Exercise task: Isolate every line in the data with the string "JSON" and copy it.

Records supplied:
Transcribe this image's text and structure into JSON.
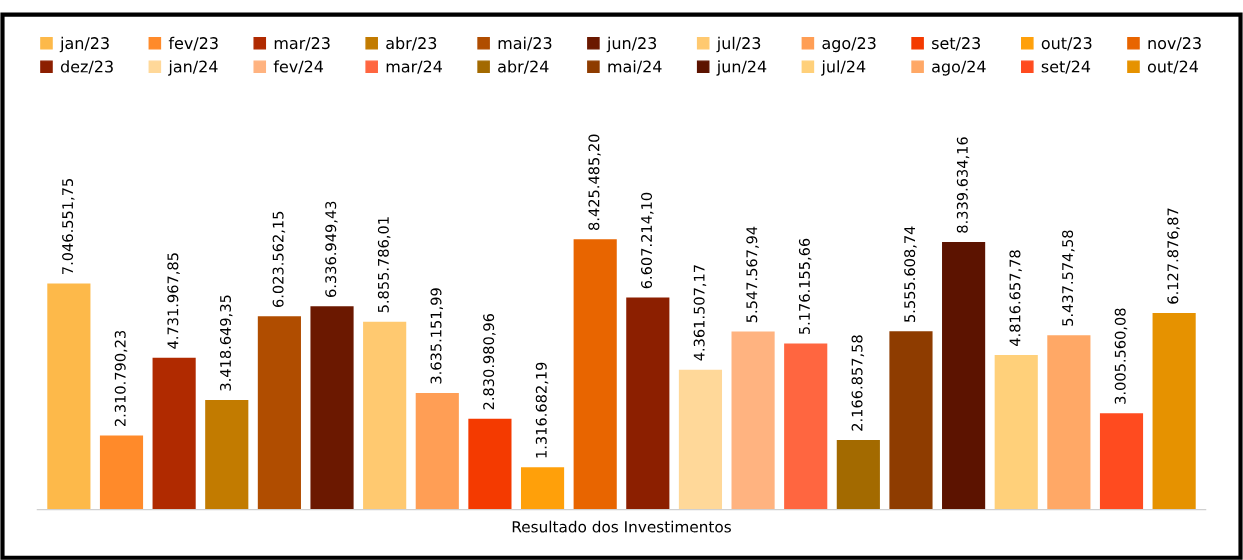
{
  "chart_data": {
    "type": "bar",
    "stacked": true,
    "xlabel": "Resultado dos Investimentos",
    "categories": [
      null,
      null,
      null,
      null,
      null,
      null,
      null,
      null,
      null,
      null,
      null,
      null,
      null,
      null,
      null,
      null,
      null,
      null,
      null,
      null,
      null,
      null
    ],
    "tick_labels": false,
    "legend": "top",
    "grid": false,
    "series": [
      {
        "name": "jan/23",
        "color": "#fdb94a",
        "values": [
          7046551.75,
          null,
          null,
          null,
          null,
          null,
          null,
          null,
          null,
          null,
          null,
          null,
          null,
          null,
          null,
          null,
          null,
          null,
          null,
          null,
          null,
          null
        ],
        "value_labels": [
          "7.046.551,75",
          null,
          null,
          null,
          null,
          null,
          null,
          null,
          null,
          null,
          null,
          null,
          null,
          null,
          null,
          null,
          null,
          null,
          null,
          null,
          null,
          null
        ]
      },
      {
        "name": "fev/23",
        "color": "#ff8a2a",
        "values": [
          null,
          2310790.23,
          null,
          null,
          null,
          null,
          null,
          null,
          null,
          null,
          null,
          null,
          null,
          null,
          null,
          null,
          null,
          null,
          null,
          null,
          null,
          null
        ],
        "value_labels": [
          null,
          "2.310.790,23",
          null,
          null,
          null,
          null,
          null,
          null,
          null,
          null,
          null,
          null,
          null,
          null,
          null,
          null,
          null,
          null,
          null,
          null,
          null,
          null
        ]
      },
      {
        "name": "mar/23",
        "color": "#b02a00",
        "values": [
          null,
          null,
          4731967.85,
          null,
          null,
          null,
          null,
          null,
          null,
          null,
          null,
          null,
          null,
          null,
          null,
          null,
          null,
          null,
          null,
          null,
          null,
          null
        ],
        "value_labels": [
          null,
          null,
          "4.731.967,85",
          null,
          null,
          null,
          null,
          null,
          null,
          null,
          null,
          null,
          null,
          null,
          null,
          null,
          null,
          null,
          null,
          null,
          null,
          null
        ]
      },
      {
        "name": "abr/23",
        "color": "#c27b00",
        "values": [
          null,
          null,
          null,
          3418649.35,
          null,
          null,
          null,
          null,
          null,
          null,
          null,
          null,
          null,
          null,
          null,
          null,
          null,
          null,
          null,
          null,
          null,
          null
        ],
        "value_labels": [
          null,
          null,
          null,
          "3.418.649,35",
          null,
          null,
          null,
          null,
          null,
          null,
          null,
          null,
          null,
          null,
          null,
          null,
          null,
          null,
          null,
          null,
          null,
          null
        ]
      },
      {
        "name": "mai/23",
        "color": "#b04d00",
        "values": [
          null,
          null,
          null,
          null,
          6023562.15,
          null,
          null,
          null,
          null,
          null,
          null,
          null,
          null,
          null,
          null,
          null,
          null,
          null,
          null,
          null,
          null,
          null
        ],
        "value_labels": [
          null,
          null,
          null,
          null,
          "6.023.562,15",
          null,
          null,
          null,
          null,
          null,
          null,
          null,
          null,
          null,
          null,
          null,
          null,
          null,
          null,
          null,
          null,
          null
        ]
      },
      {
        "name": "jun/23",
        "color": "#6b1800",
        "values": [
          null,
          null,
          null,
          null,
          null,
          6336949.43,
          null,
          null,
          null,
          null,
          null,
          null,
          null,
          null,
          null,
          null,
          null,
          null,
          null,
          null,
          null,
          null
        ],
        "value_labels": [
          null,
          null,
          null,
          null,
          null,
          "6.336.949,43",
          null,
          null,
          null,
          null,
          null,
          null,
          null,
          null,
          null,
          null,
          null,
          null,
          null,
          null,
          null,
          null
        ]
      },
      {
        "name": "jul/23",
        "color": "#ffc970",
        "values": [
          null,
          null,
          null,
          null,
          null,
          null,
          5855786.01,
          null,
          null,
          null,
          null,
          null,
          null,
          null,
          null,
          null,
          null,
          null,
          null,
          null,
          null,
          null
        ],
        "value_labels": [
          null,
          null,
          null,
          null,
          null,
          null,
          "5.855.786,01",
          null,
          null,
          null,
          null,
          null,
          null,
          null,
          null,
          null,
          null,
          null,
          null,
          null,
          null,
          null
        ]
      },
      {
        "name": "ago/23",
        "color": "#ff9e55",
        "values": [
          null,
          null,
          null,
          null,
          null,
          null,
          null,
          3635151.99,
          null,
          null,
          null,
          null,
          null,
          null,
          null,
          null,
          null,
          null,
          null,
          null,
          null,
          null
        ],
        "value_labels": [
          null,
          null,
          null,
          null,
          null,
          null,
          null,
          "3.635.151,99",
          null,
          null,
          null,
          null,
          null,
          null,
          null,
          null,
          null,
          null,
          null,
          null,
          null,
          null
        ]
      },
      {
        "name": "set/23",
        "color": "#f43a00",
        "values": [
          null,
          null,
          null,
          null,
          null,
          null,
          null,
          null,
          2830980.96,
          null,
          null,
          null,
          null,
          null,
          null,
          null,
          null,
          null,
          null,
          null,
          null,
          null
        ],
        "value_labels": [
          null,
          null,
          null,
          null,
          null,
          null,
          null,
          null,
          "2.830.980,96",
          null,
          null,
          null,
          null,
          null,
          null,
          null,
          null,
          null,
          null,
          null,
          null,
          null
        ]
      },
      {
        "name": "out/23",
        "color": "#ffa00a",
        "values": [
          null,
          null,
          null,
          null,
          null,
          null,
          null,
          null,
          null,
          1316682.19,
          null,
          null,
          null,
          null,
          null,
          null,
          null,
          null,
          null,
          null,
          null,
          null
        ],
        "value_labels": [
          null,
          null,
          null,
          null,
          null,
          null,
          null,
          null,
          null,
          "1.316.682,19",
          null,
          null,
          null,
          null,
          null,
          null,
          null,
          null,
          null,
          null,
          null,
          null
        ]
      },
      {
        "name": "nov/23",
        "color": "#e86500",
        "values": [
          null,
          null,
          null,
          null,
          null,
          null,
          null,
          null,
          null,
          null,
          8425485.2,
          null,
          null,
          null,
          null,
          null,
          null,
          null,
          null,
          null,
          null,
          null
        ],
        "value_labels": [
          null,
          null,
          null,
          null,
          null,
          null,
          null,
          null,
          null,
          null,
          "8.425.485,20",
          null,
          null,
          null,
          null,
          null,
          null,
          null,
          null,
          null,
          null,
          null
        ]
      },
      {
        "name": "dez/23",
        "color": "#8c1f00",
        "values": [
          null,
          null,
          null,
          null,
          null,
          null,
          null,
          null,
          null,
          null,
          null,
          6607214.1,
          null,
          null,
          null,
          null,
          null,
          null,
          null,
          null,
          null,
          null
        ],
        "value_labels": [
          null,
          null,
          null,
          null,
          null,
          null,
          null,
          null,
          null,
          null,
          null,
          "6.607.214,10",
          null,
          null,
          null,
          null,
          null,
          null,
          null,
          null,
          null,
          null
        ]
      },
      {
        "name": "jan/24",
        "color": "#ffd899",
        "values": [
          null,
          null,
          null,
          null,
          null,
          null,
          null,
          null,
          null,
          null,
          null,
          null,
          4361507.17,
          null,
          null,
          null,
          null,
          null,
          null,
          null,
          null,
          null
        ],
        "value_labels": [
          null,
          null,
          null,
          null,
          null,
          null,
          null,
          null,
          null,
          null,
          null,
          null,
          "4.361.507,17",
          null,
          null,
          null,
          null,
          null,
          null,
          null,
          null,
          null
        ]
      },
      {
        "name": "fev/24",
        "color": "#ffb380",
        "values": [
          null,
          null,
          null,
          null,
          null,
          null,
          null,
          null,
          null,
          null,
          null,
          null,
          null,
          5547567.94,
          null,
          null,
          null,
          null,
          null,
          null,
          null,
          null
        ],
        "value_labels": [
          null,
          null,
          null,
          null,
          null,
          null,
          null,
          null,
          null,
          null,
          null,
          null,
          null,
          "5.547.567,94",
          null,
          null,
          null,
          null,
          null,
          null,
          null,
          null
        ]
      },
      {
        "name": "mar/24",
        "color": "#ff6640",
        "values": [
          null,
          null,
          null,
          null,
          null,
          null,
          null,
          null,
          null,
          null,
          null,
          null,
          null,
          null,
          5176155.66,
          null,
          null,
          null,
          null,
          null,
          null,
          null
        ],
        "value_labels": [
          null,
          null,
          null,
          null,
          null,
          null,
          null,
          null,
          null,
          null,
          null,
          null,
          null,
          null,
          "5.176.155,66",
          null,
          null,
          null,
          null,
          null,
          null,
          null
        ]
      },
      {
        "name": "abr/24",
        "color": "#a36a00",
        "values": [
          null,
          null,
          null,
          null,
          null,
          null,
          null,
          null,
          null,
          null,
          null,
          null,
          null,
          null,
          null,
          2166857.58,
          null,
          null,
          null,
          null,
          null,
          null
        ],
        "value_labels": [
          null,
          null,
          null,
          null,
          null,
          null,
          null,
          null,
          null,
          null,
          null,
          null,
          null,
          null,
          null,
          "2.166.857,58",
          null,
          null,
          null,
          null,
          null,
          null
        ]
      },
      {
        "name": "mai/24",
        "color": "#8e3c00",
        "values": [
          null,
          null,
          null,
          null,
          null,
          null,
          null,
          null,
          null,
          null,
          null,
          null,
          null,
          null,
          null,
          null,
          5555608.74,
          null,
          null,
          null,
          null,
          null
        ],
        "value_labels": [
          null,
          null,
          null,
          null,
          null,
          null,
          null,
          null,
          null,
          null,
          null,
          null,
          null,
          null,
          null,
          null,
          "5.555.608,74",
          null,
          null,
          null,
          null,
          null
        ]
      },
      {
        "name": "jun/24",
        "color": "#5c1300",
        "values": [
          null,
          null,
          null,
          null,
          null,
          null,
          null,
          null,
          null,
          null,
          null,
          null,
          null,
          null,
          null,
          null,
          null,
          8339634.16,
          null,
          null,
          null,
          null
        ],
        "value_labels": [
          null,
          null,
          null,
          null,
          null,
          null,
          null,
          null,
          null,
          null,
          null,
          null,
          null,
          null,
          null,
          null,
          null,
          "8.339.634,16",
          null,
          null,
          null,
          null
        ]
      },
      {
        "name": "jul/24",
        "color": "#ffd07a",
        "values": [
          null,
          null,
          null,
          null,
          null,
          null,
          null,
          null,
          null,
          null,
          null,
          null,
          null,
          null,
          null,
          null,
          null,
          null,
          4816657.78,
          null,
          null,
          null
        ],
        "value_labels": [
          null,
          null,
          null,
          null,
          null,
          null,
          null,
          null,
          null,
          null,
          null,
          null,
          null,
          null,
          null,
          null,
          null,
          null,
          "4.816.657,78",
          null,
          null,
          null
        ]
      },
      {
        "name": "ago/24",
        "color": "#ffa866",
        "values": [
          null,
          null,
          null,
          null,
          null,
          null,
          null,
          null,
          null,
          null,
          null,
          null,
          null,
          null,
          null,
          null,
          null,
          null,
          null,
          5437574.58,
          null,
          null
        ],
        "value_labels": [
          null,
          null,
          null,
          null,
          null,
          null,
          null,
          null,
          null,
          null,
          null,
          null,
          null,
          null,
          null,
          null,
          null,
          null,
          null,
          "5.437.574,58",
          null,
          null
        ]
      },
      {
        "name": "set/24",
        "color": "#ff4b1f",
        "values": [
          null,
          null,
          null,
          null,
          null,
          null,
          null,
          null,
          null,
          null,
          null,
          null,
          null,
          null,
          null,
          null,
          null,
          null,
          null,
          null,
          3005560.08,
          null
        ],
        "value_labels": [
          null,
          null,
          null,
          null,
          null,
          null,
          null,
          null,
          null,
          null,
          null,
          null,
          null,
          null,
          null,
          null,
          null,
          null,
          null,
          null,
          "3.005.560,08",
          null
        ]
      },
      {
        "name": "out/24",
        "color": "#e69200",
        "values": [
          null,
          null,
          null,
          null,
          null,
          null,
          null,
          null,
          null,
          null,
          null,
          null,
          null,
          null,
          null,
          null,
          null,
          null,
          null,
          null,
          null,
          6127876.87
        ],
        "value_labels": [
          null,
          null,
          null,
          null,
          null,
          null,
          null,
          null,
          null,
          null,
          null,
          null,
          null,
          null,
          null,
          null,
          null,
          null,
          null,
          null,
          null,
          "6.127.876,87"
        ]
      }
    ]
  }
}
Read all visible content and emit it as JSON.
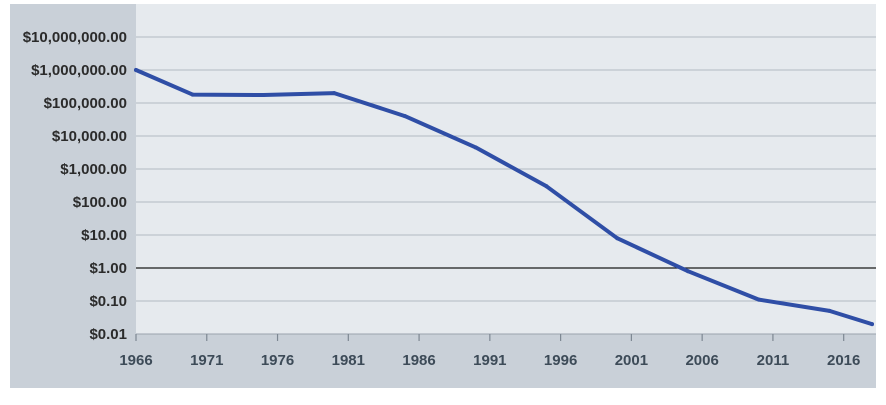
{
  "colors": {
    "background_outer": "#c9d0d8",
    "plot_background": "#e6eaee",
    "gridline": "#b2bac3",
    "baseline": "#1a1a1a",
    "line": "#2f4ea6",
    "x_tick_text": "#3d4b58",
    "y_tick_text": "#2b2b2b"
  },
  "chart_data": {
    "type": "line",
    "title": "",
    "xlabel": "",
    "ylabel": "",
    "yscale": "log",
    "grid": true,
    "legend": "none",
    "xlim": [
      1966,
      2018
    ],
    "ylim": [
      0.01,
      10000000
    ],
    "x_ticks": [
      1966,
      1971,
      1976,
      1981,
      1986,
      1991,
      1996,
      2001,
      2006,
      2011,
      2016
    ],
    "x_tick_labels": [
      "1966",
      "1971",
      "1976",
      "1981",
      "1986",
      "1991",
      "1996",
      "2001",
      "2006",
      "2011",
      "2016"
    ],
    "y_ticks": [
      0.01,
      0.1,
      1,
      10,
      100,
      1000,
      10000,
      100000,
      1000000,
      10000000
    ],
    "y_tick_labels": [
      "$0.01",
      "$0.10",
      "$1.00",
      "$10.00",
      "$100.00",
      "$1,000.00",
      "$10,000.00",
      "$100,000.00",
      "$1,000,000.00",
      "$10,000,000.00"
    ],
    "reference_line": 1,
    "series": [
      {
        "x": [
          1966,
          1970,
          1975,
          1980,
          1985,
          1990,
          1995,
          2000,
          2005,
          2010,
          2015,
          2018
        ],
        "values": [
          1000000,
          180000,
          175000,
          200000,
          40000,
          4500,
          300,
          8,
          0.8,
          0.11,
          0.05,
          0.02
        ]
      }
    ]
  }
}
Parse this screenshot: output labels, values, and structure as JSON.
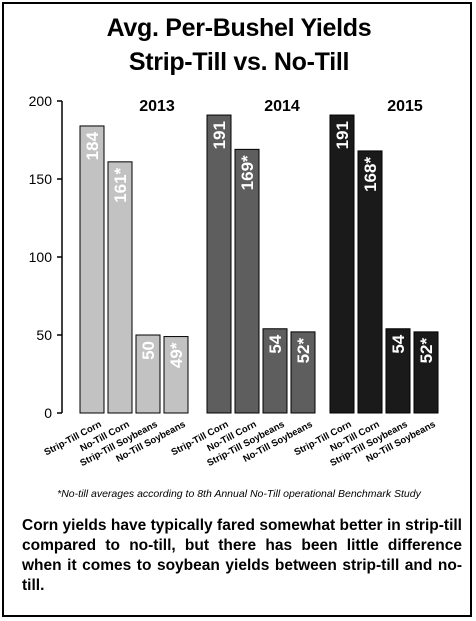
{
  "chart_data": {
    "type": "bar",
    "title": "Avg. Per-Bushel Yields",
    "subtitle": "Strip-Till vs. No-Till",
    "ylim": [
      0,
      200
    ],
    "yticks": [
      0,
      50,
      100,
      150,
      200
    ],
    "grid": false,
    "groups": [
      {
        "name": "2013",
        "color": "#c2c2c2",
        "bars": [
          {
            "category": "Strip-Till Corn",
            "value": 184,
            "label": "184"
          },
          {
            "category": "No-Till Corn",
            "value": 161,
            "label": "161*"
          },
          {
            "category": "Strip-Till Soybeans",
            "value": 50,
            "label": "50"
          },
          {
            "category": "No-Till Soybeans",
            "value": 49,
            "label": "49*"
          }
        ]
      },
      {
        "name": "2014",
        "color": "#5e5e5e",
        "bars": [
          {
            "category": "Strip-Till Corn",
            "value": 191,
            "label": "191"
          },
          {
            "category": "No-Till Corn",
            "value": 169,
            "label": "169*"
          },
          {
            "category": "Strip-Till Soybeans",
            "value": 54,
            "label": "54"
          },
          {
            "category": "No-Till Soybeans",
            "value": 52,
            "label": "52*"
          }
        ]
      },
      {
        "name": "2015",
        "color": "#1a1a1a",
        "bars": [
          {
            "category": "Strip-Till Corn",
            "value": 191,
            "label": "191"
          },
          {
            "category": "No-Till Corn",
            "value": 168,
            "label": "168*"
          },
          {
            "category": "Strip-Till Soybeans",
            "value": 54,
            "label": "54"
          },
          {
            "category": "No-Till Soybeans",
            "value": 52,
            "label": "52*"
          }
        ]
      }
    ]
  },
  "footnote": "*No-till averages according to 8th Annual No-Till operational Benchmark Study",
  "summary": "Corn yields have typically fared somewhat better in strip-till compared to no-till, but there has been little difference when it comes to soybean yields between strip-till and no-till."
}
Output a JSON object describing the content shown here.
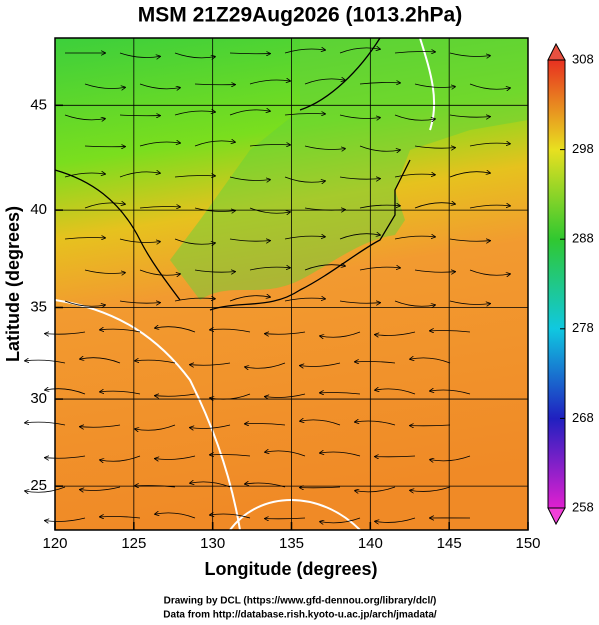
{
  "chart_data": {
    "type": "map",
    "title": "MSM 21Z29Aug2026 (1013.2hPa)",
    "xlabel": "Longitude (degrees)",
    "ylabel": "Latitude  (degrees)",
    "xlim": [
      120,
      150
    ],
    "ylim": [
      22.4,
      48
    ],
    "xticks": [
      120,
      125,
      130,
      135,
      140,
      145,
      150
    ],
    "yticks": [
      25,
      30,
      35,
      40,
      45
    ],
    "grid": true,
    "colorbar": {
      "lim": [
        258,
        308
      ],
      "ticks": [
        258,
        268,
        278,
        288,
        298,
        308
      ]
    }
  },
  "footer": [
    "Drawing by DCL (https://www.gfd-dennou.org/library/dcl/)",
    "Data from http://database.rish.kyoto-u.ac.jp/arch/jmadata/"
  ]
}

Answer to the problem:
Transcribe this image's text and structure into JSON.
Read all visible content and emit it as JSON.
Parse this screenshot: output labels, values, and structure as JSON.
Output a JSON object describing the content shown here.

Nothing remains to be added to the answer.